_Dataset extract:_
......

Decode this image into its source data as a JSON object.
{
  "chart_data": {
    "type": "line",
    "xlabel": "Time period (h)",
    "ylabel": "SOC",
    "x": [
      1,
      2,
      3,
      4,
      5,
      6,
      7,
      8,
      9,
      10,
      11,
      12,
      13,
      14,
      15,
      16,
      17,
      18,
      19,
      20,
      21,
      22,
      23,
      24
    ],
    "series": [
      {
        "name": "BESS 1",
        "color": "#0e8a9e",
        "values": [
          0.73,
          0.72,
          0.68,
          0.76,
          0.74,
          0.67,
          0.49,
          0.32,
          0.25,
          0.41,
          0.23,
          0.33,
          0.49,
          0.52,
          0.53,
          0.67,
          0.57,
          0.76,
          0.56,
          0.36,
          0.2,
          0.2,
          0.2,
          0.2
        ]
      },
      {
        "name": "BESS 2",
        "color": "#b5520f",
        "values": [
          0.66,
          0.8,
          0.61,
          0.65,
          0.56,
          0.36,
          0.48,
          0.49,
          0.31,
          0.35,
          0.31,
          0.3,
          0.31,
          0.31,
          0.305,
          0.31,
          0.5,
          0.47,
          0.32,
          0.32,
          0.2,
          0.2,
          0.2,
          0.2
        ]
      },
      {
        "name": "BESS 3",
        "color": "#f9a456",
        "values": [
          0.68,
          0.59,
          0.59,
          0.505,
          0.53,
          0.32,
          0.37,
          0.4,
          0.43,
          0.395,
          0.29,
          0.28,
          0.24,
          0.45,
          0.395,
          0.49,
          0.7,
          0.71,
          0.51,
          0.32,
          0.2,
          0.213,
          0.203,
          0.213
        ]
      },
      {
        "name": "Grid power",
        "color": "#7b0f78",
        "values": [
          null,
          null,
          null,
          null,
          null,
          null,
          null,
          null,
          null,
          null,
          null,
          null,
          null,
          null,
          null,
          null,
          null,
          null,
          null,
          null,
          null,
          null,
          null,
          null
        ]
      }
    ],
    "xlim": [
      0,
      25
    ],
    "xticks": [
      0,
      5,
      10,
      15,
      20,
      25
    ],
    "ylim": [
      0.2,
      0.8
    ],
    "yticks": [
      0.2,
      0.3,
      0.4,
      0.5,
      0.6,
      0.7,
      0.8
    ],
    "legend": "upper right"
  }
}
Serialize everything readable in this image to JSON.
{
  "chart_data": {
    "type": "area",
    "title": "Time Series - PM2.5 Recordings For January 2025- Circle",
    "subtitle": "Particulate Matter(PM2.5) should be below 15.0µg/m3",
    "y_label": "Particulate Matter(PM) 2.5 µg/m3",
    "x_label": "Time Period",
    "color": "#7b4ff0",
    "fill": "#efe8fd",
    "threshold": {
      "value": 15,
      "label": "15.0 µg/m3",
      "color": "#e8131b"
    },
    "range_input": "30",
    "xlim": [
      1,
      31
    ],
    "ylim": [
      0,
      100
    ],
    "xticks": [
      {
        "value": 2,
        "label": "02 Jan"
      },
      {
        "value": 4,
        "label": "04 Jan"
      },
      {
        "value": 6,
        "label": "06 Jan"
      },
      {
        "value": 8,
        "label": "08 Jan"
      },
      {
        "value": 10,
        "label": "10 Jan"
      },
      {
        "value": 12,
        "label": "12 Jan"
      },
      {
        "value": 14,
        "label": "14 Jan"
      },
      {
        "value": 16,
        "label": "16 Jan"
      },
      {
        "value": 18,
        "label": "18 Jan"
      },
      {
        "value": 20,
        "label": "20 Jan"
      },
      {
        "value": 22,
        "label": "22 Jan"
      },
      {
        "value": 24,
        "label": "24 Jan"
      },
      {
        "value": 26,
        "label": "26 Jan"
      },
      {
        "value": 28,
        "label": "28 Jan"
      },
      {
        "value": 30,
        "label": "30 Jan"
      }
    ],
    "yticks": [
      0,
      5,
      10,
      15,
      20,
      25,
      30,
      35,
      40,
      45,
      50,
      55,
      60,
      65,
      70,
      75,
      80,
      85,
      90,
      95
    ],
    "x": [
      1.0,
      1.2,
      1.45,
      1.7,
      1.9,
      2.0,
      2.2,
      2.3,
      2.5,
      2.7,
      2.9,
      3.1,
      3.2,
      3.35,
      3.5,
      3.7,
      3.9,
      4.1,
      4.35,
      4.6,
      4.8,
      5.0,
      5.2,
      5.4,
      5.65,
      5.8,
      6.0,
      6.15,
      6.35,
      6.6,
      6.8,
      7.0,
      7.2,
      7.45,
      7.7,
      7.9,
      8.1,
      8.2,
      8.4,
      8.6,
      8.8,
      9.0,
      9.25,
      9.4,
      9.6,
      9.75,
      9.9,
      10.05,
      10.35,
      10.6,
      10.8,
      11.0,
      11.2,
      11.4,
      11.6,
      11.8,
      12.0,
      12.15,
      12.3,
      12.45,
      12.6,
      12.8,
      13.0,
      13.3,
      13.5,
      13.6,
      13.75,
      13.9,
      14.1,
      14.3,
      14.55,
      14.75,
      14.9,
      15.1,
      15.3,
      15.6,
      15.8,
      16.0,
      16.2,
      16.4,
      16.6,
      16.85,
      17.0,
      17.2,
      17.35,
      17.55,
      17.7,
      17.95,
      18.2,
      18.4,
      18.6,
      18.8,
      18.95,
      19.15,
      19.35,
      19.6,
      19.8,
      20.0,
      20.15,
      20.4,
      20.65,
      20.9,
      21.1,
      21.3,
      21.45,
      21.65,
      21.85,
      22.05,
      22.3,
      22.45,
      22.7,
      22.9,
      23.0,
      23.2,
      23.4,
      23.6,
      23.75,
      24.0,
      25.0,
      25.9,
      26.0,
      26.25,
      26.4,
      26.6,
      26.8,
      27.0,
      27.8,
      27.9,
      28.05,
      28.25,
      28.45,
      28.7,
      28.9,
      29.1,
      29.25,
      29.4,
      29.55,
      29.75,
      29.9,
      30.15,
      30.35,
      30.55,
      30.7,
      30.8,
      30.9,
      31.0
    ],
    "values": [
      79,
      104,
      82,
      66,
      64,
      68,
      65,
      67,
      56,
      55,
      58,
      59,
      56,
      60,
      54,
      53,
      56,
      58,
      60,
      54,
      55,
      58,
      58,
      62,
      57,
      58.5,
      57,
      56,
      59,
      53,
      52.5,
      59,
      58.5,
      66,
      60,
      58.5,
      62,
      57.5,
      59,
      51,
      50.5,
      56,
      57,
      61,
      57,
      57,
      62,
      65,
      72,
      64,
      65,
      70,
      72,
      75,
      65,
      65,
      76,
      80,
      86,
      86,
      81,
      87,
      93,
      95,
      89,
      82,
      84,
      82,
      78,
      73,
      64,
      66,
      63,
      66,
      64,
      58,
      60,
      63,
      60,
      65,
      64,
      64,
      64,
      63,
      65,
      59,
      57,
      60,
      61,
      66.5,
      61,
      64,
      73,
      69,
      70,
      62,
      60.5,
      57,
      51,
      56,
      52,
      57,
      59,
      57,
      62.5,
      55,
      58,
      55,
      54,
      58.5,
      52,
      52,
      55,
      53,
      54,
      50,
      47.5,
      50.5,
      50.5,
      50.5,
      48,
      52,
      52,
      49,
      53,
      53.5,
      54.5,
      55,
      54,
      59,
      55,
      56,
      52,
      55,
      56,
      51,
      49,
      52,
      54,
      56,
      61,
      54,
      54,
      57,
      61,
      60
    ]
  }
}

......

_Task goal:_
Print all of the data exactly as it was given.

_Answer below:_
Decode this image into its source data as a JSON object.
{
  "chart_data": {
    "type": "line",
    "xlabel": "Time period (h)",
    "ylabel": "SOC",
    "x": [
      1,
      2,
      3,
      4,
      5,
      6,
      7,
      8,
      9,
      10,
      11,
      12,
      13,
      14,
      15,
      16,
      17,
      18,
      19,
      20,
      21,
      22,
      23,
      24
    ],
    "series": [
      {
        "name": "BESS 1",
        "color": "#0e8a9e",
        "values": [
          0.73,
          0.72,
          0.68,
          0.76,
          0.74,
          0.67,
          0.49,
          0.32,
          0.25,
          0.41,
          0.23,
          0.33,
          0.49,
          0.52,
          0.53,
          0.67,
          0.57,
          0.76,
          0.56,
          0.36,
          0.2,
          0.2,
          0.2,
          0.2
        ]
      },
      {
        "name": "BESS 2",
        "color": "#b5520f",
        "values": [
          0.66,
          0.8,
          0.61,
          0.65,
          0.56,
          0.36,
          0.48,
          0.49,
          0.31,
          0.35,
          0.31,
          0.3,
          0.31,
          0.31,
          0.305,
          0.31,
          0.5,
          0.47,
          0.32,
          0.32,
          0.2,
          0.2,
          0.2,
          0.2
        ]
      },
      {
        "name": "BESS 3",
        "color": "#f9a456",
        "values": [
          0.68,
          0.59,
          0.59,
          0.505,
          0.53,
          0.32,
          0.37,
          0.4,
          0.43,
          0.395,
          0.29,
          0.28,
          0.24,
          0.45,
          0.395,
          0.49,
          0.7,
          0.71,
          0.51,
          0.32,
          0.2,
          0.213,
          0.203,
          0.213
        ]
      },
      {
        "name": "Grid power",
        "color": "#7b0f78",
        "values": [
          null,
          null,
          null,
          null,
          null,
          null,
          null,
          null,
          null,
          null,
          null,
          null,
          null,
          null,
          null,
          null,
          null,
          null,
          null,
          null,
          null,
          null,
          null,
          null
        ]
      }
    ],
    "xlim": [
      0,
      25
    ],
    "xticks": [
      0,
      5,
      10,
      15,
      20,
      25
    ],
    "ylim": [
      0.2,
      0.8
    ],
    "yticks": [
      0.2,
      0.3,
      0.4,
      0.5,
      0.6,
      0.7,
      0.8
    ],
    "legend": "upper right"
  }
}
Serialize everything readable in this image to JSON.
{
  "chart_data": {
    "type": "area",
    "title": "Time Series - PM2.5 Recordings For January 2025- Circle",
    "subtitle": "Particulate Matter(PM2.5) should be below 15.0µg/m3",
    "y_label": "Particulate Matter(PM) 2.5 µg/m3",
    "x_label": "Time Period",
    "color": "#7b4ff0",
    "fill": "#efe8fd",
    "threshold": {
      "value": 15,
      "label": "15.0 µg/m3",
      "color": "#e8131b"
    },
    "range_input": "30",
    "xlim": [
      1,
      31
    ],
    "ylim": [
      0,
      100
    ],
    "xticks": [
      {
        "value": 2,
        "label": "02 Jan"
      },
      {
        "value": 4,
        "label": "04 Jan"
      },
      {
        "value": 6,
        "label": "06 Jan"
      },
      {
        "value": 8,
        "label": "08 Jan"
      },
      {
        "value": 10,
        "label": "10 Jan"
      },
      {
        "value": 12,
        "label": "12 Jan"
      },
      {
        "value": 14,
        "label": "14 Jan"
      },
      {
        "value": 16,
        "label": "16 Jan"
      },
      {
        "value": 18,
        "label": "18 Jan"
      },
      {
        "value": 20,
        "label": "20 Jan"
      },
      {
        "value": 22,
        "label": "22 Jan"
      },
      {
        "value": 24,
        "label": "24 Jan"
      },
      {
        "value": 26,
        "label": "26 Jan"
      },
      {
        "value": 28,
        "label": "28 Jan"
      },
      {
        "value": 30,
        "label": "30 Jan"
      }
    ],
    "yticks": [
      0,
      5,
      10,
      15,
      20,
      25,
      30,
      35,
      40,
      45,
      50,
      55,
      60,
      65,
      70,
      75,
      80,
      85,
      90,
      95
    ],
    "x": [
      1.0,
      1.2,
      1.45,
      1.7,
      1.9,
      2.0,
      2.2,
      2.3,
      2.5,
      2.7,
      2.9,
      3.1,
      3.2,
      3.35,
      3.5,
      3.7,
      3.9,
      4.1,
      4.35,
      4.6,
      4.8,
      5.0,
      5.2,
      5.4,
      5.65,
      5.8,
      6.0,
      6.15,
      6.35,
      6.6,
      6.8,
      7.0,
      7.2,
      7.45,
      7.7,
      7.9,
      8.1,
      8.2,
      8.4,
      8.6,
      8.8,
      9.0,
      9.25,
      9.4,
      9.6,
      9.75,
      9.9,
      10.05,
      10.35,
      10.6,
      10.8,
      11.0,
      11.2,
      11.4,
      11.6,
      11.8,
      12.0,
      12.15,
      12.3,
      12.45,
      12.6,
      12.8,
      13.0,
      13.3,
      13.5,
      13.6,
      13.75,
      13.9,
      14.1,
      14.3,
      14.55,
      14.75,
      14.9,
      15.1,
      15.3,
      15.6,
      15.8,
      16.0,
      16.2,
      16.4,
      16.6,
      16.85,
      17.0,
      17.2,
      17.35,
      17.55,
      17.7,
      17.95,
      18.2,
      18.4,
      18.6,
      18.8,
      18.95,
      19.15,
      19.35,
      19.6,
      19.8,
      20.0,
      20.15,
      20.4,
      20.65,
      20.9,
      21.1,
      21.3,
      21.45,
      21.65,
      21.85,
      22.05,
      22.3,
      22.45,
      22.7,
      22.9,
      23.0,
      23.2,
      23.4,
      23.6,
      23.75,
      24.0,
      25.0,
      25.9,
      26.0,
      26.25,
      26.4,
      26.6,
      26.8,
      27.0,
      27.8,
      27.9,
      28.05,
      28.25,
      28.45,
      28.7,
      28.9,
      29.1,
      29.25,
      29.4,
      29.55,
      29.75,
      29.9,
      30.15,
      30.35,
      30.55,
      30.7,
      30.8,
      30.9,
      31.0
    ],
    "values": [
      79,
      104,
      82,
      66,
      64,
      68,
      65,
      67,
      56,
      55,
      58,
      59,
      56,
      60,
      54,
      53,
      56,
      58,
      60,
      54,
      55,
      58,
      58,
      62,
      57,
      58.5,
      57,
      56,
      59,
      53,
      52.5,
      59,
      58.5,
      66,
      60,
      58.5,
      62,
      57.5,
      59,
      51,
      50.5,
      56,
      57,
      61,
      57,
      57,
      62,
      65,
      72,
      64,
      65,
      70,
      72,
      75,
      65,
      65,
      76,
      80,
      86,
      86,
      81,
      87,
      93,
      95,
      89,
      82,
      84,
      82,
      78,
      73,
      64,
      66,
      63,
      66,
      64,
      58,
      60,
      63,
      60,
      65,
      64,
      64,
      64,
      63,
      65,
      59,
      57,
      60,
      61,
      66.5,
      61,
      64,
      73,
      69,
      70,
      62,
      60.5,
      57,
      51,
      56,
      52,
      57,
      59,
      57,
      62.5,
      55,
      58,
      55,
      54,
      58.5,
      52,
      52,
      55,
      53,
      54,
      50,
      47.5,
      50.5,
      50.5,
      50.5,
      48,
      52,
      52,
      49,
      53,
      53.5,
      54.5,
      55,
      54,
      59,
      55,
      56,
      52,
      55,
      56,
      51,
      49,
      52,
      54,
      56,
      61,
      54,
      54,
      57,
      61,
      60
    ]
  }
}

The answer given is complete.